## START Material supplied

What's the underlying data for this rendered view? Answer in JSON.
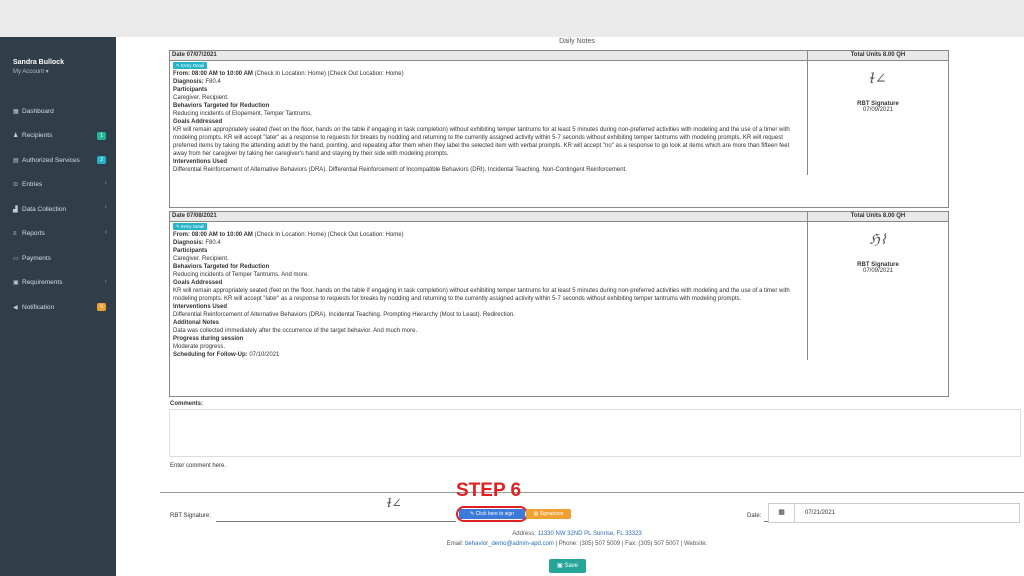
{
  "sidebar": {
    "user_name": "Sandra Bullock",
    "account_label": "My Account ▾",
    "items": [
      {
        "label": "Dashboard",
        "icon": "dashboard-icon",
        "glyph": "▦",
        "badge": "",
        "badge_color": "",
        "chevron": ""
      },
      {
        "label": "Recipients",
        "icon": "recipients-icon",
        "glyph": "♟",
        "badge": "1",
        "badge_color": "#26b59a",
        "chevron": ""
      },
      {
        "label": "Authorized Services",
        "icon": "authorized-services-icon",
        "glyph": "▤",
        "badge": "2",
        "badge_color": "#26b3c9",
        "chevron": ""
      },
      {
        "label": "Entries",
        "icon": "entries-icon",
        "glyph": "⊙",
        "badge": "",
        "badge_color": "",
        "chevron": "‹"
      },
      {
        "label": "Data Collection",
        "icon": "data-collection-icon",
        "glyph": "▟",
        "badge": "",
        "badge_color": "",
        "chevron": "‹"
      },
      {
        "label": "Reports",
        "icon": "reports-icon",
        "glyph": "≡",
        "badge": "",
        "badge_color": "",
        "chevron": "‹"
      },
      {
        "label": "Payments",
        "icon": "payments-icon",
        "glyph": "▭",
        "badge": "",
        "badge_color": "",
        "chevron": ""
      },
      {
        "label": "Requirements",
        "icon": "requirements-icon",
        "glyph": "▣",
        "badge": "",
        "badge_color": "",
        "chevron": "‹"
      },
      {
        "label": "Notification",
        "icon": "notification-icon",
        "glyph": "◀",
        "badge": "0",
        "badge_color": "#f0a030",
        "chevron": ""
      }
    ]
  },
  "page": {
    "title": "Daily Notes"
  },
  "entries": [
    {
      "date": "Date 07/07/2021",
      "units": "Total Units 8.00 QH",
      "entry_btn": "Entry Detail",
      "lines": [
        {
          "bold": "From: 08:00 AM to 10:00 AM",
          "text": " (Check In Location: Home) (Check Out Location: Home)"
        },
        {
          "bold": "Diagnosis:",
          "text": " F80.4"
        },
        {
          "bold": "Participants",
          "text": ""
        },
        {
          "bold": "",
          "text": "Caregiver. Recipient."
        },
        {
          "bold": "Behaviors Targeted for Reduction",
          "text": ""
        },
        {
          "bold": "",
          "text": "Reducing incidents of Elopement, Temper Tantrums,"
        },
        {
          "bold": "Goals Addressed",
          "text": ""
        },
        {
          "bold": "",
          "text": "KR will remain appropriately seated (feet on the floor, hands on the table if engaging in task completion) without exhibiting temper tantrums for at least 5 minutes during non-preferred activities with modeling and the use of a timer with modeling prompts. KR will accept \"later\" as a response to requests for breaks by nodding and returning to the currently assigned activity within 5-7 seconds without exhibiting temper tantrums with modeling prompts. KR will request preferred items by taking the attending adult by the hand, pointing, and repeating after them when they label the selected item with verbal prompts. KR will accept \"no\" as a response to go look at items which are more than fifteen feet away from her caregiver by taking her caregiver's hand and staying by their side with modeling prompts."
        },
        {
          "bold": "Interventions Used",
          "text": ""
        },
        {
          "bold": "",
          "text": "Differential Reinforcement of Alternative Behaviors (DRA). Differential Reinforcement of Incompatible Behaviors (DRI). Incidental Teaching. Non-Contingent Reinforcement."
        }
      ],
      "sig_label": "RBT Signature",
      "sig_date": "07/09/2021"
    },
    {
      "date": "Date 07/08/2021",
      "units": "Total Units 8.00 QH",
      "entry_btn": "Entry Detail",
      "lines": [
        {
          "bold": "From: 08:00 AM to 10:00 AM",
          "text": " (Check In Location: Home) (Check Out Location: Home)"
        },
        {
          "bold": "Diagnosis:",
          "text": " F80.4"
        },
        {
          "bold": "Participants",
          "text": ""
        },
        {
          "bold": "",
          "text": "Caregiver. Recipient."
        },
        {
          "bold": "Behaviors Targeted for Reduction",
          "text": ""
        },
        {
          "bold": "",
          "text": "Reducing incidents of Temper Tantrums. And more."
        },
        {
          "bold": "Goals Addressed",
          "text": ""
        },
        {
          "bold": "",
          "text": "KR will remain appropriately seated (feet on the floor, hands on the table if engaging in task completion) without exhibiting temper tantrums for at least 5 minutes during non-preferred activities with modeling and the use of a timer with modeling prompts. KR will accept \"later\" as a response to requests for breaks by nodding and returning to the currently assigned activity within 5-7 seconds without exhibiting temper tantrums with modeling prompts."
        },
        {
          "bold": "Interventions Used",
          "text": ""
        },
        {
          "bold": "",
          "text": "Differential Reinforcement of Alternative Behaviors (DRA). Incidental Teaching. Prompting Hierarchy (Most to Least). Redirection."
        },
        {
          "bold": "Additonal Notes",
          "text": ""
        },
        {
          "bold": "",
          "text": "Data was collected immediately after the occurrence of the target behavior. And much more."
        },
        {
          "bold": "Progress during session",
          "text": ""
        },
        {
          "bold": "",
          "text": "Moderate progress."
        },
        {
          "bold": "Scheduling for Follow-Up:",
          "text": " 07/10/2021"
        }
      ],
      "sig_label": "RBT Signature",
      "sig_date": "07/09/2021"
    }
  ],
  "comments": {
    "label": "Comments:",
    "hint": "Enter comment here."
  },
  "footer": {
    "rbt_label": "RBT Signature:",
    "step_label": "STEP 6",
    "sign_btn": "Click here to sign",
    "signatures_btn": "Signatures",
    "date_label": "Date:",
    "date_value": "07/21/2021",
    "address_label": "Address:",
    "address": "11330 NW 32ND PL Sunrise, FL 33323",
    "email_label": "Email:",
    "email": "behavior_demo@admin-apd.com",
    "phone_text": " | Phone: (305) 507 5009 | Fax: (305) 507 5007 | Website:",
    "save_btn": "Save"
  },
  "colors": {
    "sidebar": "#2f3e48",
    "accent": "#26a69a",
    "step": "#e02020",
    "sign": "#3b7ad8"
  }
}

## END Material supplied
## START Material supplied

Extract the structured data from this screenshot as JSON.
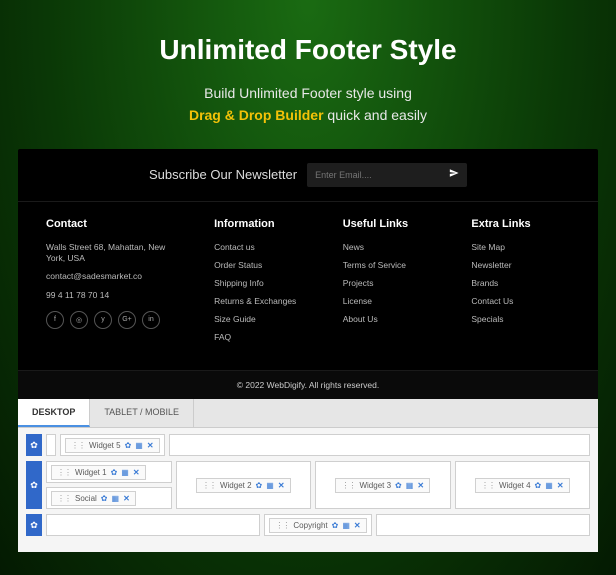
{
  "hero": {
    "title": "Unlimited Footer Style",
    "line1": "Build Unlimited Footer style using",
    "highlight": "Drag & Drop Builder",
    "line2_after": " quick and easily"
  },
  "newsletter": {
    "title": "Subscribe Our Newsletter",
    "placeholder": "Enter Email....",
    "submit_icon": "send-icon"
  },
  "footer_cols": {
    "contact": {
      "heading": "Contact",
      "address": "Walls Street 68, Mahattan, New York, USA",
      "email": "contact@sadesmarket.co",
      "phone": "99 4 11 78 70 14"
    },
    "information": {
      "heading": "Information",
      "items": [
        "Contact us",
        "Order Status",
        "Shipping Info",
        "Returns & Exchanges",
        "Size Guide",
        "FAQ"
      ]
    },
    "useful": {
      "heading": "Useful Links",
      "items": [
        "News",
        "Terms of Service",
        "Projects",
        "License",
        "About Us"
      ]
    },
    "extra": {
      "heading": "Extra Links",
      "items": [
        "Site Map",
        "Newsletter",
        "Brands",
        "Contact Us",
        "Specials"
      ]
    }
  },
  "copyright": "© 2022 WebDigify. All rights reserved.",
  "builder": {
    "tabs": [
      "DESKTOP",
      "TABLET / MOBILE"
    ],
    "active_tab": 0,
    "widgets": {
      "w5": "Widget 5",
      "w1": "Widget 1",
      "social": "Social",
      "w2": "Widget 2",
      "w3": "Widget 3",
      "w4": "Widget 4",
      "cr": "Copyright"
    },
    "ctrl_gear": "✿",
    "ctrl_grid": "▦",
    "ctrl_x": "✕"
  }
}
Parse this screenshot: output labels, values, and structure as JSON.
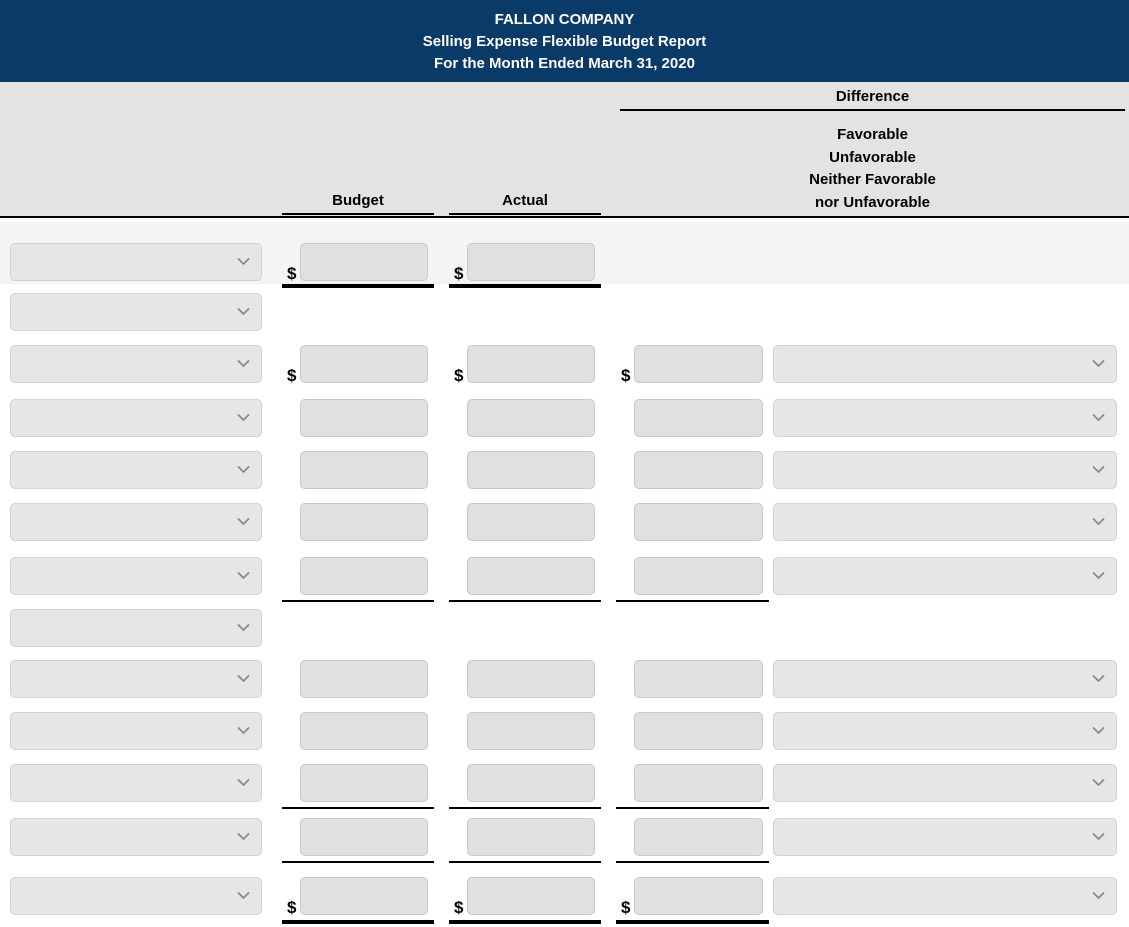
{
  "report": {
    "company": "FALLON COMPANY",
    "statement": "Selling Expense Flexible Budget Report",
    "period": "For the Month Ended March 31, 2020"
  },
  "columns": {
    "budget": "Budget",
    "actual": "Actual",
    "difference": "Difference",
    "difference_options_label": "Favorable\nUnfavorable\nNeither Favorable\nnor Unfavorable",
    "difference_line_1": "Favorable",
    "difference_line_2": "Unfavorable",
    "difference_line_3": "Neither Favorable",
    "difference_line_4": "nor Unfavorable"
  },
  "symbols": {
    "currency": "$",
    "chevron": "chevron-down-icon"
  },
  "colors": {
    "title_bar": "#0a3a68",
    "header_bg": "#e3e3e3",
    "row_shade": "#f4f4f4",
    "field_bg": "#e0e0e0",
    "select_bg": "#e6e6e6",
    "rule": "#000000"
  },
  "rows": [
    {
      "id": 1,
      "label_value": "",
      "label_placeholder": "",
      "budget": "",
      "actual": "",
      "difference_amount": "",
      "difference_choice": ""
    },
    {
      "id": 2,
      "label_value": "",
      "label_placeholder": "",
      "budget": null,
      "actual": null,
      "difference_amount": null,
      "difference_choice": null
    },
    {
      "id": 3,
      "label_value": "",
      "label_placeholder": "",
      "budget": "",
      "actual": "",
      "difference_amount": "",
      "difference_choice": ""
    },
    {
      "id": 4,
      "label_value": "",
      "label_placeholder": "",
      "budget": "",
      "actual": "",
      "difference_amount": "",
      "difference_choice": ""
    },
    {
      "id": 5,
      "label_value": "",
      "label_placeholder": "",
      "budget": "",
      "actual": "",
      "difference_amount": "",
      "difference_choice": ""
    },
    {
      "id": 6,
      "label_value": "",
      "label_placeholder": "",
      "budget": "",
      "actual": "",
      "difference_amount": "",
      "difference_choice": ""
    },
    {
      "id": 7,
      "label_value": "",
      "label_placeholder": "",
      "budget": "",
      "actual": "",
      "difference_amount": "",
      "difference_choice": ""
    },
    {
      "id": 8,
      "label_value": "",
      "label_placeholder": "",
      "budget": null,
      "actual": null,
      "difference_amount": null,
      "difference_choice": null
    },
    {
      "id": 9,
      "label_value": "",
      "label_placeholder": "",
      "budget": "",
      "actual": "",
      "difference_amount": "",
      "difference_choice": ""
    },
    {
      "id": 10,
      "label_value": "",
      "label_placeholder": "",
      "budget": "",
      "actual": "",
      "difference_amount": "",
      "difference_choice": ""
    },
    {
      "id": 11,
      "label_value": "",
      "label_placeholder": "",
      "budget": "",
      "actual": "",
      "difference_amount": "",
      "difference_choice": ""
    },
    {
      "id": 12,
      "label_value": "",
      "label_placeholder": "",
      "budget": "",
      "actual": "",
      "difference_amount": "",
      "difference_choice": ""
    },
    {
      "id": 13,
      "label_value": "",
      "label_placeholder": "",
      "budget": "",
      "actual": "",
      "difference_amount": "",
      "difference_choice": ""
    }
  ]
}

## END Material supplied

**Work to be completed**
Scan the listing above and identify each line holding the string "screenshot"; copy every such line.

**Solution below**
Extract the structured data from this screenshot as JSON.
Parse this screenshot: output labels, values, and structure as JSON.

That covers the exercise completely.